— start —

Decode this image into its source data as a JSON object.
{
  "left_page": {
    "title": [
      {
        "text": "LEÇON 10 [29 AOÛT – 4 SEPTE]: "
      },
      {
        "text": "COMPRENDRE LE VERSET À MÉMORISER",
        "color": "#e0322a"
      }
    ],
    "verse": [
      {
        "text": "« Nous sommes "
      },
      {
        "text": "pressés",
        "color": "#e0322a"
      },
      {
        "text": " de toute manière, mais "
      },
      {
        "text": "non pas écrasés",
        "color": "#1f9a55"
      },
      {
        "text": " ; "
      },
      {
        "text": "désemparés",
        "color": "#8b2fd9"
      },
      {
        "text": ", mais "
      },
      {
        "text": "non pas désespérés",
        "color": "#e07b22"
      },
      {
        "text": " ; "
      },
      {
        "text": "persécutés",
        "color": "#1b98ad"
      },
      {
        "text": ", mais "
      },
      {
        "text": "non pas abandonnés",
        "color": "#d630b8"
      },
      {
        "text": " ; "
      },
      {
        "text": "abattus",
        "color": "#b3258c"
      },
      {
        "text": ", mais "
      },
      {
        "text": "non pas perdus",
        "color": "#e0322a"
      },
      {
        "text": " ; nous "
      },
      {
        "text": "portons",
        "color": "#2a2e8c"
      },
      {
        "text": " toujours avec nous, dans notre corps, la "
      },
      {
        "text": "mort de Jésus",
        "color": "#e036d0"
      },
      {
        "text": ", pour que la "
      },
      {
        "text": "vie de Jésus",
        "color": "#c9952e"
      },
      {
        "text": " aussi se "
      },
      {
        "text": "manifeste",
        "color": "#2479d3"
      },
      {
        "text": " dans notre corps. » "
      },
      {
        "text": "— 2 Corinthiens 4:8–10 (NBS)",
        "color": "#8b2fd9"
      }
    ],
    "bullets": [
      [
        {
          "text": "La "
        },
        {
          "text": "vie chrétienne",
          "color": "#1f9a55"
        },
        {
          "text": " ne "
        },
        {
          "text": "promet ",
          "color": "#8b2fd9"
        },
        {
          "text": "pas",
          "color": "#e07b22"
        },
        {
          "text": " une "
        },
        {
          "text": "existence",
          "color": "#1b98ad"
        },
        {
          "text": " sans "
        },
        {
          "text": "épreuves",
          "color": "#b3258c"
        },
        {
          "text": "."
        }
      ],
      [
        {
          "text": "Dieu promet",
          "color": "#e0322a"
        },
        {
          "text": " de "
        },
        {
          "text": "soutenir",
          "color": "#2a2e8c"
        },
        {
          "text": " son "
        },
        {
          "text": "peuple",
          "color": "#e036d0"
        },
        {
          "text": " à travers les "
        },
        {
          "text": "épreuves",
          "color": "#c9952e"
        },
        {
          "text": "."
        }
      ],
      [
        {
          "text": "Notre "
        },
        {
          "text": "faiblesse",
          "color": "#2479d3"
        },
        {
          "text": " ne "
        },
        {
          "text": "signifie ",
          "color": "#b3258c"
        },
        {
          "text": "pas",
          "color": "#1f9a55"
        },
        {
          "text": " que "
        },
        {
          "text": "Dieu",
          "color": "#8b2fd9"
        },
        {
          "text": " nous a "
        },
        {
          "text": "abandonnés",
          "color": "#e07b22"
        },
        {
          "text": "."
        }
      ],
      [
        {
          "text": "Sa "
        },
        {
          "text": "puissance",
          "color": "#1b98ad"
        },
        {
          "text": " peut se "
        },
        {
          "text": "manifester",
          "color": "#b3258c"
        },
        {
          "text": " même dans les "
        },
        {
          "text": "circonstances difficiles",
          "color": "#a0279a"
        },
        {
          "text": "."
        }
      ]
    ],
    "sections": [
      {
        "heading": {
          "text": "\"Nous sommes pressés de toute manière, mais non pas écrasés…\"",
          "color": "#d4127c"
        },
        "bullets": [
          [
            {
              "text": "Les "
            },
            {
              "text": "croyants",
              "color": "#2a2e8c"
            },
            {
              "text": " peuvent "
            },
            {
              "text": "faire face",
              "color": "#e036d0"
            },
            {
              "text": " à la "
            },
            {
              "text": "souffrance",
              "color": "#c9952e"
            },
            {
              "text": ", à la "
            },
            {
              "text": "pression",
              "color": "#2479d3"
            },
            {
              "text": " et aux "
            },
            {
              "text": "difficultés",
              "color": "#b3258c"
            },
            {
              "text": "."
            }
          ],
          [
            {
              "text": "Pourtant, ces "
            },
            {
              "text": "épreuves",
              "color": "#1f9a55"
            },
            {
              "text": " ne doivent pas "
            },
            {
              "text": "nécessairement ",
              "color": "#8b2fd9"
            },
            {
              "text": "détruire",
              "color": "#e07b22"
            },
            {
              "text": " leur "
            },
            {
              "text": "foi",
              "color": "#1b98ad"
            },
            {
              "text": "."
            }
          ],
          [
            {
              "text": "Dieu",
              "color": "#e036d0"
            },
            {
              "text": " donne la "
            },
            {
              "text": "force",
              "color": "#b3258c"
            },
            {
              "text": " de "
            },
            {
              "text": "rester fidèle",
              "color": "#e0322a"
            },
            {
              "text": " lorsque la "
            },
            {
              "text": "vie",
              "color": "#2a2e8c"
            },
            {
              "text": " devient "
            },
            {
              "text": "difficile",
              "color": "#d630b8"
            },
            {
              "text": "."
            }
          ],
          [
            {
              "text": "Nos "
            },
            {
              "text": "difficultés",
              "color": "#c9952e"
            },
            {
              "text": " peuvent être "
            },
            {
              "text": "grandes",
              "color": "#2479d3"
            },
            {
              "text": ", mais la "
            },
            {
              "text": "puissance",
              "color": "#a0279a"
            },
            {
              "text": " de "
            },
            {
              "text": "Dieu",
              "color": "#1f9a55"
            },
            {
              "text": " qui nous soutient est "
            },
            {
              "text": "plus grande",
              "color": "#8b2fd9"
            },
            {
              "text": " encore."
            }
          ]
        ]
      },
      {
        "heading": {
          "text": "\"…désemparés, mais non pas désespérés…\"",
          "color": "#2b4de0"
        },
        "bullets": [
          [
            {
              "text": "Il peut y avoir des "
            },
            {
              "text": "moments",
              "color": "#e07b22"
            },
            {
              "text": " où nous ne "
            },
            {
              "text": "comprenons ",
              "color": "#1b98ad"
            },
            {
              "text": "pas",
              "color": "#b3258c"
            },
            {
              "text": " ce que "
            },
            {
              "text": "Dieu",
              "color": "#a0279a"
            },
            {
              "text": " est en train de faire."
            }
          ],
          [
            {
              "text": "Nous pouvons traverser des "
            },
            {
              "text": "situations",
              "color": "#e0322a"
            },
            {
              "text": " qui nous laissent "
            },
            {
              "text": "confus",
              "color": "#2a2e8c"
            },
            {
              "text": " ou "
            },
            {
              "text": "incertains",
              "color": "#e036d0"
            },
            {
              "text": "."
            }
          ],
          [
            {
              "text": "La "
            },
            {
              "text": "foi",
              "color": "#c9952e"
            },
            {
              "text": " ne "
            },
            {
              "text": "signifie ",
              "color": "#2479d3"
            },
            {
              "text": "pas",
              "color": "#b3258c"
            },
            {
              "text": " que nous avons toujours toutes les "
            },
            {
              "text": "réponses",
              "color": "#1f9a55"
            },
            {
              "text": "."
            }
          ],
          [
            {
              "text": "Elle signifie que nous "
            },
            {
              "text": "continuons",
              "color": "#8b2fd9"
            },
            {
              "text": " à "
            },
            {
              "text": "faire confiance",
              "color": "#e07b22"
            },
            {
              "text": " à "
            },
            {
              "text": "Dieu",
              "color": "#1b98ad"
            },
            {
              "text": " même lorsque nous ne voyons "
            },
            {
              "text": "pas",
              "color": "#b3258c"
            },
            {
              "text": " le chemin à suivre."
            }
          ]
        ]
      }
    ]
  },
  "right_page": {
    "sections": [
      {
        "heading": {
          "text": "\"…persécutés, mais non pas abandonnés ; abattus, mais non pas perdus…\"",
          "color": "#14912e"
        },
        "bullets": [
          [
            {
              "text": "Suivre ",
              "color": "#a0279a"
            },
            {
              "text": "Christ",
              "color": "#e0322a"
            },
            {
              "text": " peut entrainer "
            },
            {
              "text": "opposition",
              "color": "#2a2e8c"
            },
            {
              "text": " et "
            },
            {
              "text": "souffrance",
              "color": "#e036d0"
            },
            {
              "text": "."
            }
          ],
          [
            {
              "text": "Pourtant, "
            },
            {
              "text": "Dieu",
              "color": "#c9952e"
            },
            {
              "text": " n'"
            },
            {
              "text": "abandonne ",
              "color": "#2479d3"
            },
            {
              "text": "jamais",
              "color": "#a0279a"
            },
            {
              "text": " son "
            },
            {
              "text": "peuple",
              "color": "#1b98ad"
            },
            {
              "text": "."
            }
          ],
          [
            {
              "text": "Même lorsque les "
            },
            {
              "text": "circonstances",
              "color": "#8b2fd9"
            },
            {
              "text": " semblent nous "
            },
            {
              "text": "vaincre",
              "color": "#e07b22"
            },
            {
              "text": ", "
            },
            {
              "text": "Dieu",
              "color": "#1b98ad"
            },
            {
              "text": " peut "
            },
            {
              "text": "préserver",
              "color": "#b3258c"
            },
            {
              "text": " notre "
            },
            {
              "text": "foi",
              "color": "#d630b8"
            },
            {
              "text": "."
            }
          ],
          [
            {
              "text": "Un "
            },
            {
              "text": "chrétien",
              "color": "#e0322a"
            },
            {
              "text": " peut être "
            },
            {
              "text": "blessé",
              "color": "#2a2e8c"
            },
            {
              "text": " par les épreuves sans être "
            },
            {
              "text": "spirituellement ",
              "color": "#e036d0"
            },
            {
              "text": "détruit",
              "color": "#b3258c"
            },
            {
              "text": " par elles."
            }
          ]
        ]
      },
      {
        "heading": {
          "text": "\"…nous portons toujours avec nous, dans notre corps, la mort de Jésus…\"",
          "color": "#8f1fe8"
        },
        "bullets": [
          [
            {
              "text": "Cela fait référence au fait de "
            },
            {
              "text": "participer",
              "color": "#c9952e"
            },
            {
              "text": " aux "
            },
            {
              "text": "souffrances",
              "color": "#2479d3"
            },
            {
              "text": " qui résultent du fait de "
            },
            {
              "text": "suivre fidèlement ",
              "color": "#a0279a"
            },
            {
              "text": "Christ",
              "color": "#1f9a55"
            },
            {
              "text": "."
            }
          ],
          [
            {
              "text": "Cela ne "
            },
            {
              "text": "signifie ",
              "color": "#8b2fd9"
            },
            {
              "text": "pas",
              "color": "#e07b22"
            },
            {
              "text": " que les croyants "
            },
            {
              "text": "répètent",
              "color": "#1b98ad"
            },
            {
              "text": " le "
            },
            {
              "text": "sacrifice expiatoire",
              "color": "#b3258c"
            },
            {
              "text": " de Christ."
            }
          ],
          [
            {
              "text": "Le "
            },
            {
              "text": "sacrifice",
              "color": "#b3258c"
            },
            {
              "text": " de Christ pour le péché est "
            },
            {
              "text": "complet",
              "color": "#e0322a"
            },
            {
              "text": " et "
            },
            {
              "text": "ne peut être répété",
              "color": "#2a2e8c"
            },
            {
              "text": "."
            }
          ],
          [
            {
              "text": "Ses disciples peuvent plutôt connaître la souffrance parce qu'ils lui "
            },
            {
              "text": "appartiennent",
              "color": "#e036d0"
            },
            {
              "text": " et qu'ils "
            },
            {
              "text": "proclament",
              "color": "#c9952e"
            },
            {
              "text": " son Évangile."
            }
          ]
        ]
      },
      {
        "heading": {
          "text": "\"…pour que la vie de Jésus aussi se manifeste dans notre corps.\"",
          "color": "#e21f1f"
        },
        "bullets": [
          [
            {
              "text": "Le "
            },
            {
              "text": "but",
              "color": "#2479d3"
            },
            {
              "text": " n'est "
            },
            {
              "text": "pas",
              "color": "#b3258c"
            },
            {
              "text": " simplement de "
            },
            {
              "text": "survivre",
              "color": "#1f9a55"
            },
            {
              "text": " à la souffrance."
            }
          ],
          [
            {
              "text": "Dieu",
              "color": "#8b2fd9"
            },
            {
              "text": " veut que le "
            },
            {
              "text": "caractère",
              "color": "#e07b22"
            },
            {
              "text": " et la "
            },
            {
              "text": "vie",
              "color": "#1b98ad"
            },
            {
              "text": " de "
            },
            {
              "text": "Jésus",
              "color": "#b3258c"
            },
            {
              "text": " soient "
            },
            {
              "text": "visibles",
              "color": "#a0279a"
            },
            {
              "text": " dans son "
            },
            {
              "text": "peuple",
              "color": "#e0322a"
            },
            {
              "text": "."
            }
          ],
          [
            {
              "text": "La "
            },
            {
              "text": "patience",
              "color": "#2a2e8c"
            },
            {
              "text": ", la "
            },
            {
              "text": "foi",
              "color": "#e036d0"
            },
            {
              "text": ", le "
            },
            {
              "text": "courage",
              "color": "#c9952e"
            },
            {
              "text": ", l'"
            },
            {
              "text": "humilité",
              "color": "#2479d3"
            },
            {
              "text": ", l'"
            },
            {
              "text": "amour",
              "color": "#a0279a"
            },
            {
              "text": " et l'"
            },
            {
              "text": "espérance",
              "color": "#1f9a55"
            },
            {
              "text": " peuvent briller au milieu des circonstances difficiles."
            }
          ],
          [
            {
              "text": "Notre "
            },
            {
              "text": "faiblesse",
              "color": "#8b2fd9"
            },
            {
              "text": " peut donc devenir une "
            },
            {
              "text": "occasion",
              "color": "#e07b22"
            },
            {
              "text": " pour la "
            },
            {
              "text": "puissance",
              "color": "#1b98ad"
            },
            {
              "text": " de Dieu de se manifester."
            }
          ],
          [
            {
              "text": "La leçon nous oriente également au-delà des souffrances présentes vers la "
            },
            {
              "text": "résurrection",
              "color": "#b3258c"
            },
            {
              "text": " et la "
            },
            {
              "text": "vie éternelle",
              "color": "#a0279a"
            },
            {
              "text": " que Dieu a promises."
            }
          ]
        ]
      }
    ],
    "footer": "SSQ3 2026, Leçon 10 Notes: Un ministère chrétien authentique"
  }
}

— end —

• _Job_:
Report all lines of the data that include the word "circonstances".

• _Full answer_:
          "text": "circonstances difficiles",
              "text": "circonstances",
              "text": " peuvent briller au milieu des circonstances difficiles."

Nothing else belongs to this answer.